▸ OBJECTIVE
Determine how many lines of the data below contain "father", then give only that number.

▸ MATERIAL FOR THIS TASK
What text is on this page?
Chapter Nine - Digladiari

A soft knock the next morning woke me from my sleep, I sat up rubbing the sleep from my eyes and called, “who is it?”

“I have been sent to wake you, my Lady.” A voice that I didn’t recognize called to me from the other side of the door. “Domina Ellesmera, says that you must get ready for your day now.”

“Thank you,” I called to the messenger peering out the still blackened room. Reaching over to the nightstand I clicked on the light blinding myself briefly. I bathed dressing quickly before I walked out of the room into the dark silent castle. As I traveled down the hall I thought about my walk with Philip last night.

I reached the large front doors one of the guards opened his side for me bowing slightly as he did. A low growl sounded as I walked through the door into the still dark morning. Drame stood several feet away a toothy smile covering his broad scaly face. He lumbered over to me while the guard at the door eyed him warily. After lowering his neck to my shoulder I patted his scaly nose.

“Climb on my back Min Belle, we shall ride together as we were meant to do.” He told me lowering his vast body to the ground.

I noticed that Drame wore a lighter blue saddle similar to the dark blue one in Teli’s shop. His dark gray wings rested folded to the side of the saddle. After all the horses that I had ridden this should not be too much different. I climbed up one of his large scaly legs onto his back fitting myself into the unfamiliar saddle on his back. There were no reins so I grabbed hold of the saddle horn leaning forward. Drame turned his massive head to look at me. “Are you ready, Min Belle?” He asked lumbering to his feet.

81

---

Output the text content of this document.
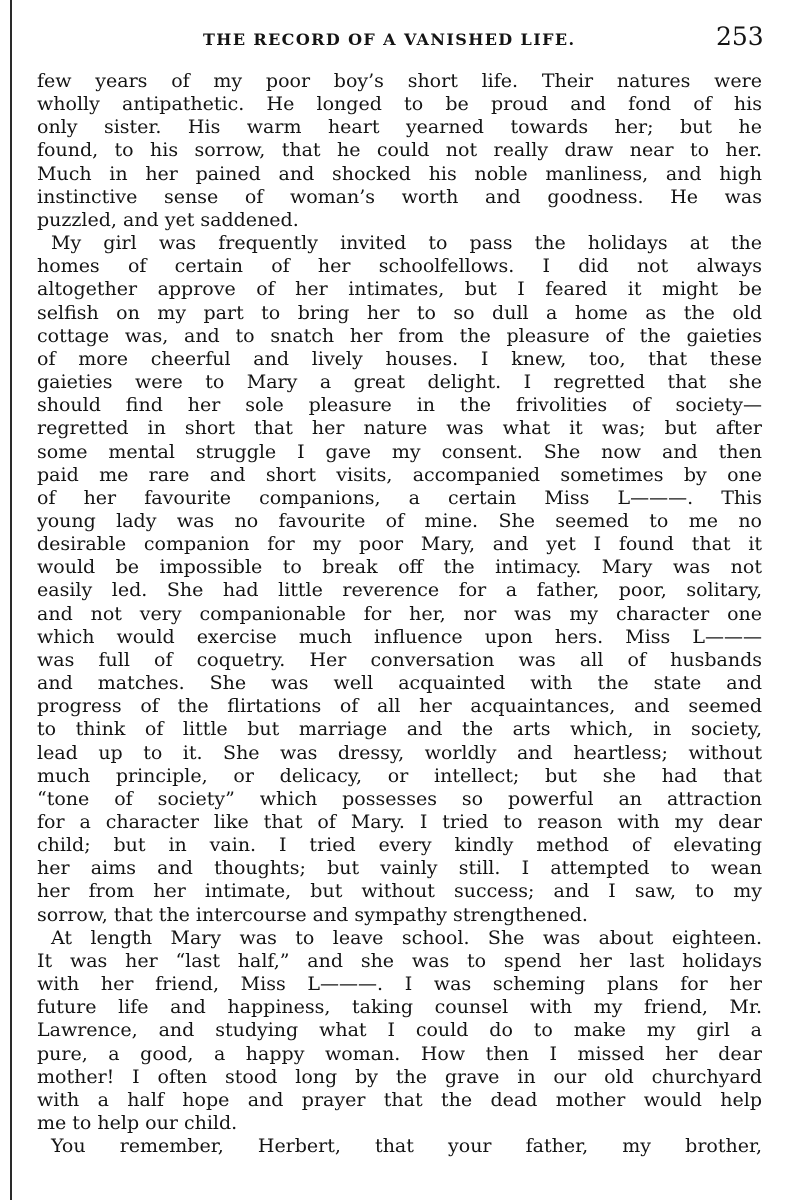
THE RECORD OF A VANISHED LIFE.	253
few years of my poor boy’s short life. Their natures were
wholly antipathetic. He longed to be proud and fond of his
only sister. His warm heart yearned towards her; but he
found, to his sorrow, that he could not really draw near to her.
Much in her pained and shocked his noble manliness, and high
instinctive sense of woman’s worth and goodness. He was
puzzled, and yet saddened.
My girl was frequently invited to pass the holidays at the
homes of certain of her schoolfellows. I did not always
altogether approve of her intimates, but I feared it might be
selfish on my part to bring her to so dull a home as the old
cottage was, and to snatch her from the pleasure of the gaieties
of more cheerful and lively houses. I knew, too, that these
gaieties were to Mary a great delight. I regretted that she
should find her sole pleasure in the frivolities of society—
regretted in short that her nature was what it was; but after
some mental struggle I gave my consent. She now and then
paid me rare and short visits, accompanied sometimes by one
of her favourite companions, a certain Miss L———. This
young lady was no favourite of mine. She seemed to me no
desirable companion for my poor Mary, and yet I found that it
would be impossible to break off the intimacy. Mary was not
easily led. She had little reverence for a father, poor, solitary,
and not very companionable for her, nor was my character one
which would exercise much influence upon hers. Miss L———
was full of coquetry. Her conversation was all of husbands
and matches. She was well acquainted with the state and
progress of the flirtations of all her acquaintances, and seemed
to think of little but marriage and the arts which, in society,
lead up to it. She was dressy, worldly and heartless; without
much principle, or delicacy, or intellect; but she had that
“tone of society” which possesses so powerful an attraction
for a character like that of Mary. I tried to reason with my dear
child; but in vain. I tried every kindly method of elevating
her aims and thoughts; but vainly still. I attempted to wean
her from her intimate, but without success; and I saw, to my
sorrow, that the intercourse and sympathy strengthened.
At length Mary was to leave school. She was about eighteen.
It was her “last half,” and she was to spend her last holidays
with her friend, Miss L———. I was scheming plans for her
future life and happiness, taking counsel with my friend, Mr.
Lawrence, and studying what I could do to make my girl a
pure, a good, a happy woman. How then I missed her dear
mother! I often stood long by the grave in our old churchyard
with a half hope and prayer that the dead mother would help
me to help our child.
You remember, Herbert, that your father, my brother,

▸ EXERCISE ANSWER
2